DIRECTIVE> Write out all the data again, exactly as it stands.

RECORDED DATA>

*****

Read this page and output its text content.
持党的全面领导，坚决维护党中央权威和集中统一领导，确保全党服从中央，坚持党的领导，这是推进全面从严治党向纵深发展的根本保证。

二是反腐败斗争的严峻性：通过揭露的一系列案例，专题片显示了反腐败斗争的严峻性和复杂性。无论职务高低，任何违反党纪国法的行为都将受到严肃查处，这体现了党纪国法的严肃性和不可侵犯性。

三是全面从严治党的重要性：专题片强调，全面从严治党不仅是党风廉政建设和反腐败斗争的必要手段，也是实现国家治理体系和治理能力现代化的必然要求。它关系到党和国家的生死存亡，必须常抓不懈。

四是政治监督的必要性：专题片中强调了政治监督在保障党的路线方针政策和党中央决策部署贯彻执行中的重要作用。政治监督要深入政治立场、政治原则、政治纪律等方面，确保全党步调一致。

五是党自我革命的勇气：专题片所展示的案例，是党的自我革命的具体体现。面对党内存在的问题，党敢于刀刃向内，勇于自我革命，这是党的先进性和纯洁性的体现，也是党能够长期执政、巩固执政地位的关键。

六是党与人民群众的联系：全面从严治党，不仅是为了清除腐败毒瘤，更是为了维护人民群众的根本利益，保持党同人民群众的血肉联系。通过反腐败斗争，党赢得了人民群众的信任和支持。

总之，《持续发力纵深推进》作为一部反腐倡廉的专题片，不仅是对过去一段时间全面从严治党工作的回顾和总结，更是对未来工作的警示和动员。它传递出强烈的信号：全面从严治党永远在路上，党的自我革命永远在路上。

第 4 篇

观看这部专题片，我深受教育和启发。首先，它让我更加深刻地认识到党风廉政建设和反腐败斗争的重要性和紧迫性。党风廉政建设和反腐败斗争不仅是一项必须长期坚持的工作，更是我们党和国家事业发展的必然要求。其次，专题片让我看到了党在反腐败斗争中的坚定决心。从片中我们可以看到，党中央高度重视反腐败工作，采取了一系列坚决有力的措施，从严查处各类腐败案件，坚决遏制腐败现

*****

SOLUTION TO THE PROBLEM>
Read this page and output its text content.
持党的全面领导，坚决维护党中央权威和集中统一领导，确保全党服从中央，坚持党的领导，这是推进全面从严治党向纵深发展的根本保证。

二是反腐败斗争的严峻性：通过揭露的一系列案例，专题片显示了反腐败斗争的严峻性和复杂性。无论职务高低，任何违反党纪国法的行为都将受到严肃查处，这体现了党纪国法的严肃性和不可侵犯性。

三是全面从严治党的重要性：专题片强调，全面从严治党不仅是党风廉政建设和反腐败斗争的必要手段，也是实现国家治理体系和治理能力现代化的必然要求。它关系到党和国家的生死存亡，必须常抓不懈。

四是政治监督的必要性：专题片中强调了政治监督在保障党的路线方针政策和党中央决策部署贯彻执行中的重要作用。政治监督要深入政治立场、政治原则、政治纪律等方面，确保全党步调一致。

五是党自我革命的勇气：专题片所展示的案例，是党的自我革命的具体体现。面对党内存在的问题，党敢于刀刃向内，勇于自我革命，这是党的先进性和纯洁性的体现，也是党能够长期执政、巩固执政地位的关键。

六是党与人民群众的联系：全面从严治党，不仅是为了清除腐败毒瘤，更是为了维护人民群众的根本利益，保持党同人民群众的血肉联系。通过反腐败斗争，党赢得了人民群众的信任和支持。

总之，《持续发力纵深推进》作为一部反腐倡廉的专题片，不仅是对过去一段时间全面从严治党工作的回顾和总结，更是对未来工作的警示和动员。它传递出强烈的信号：全面从严治党永远在路上，党的自我革命永远在路上。

第 4 篇

观看这部专题片，我深受教育和启发。首先，它让我更加深刻地认识到党风廉政建设和反腐败斗争的重要性和紧迫性。党风廉政建设和反腐败斗争不仅是一项必须长期坚持的工作，更是我们党和国家事业发展的必然要求。其次，专题片让我看到了党在反腐败斗争中的坚定决心。从片中我们可以看到，党中央高度重视反腐败工作，采取了一系列坚决有力的措施，从严查处各类腐败案件，坚决遏制腐败现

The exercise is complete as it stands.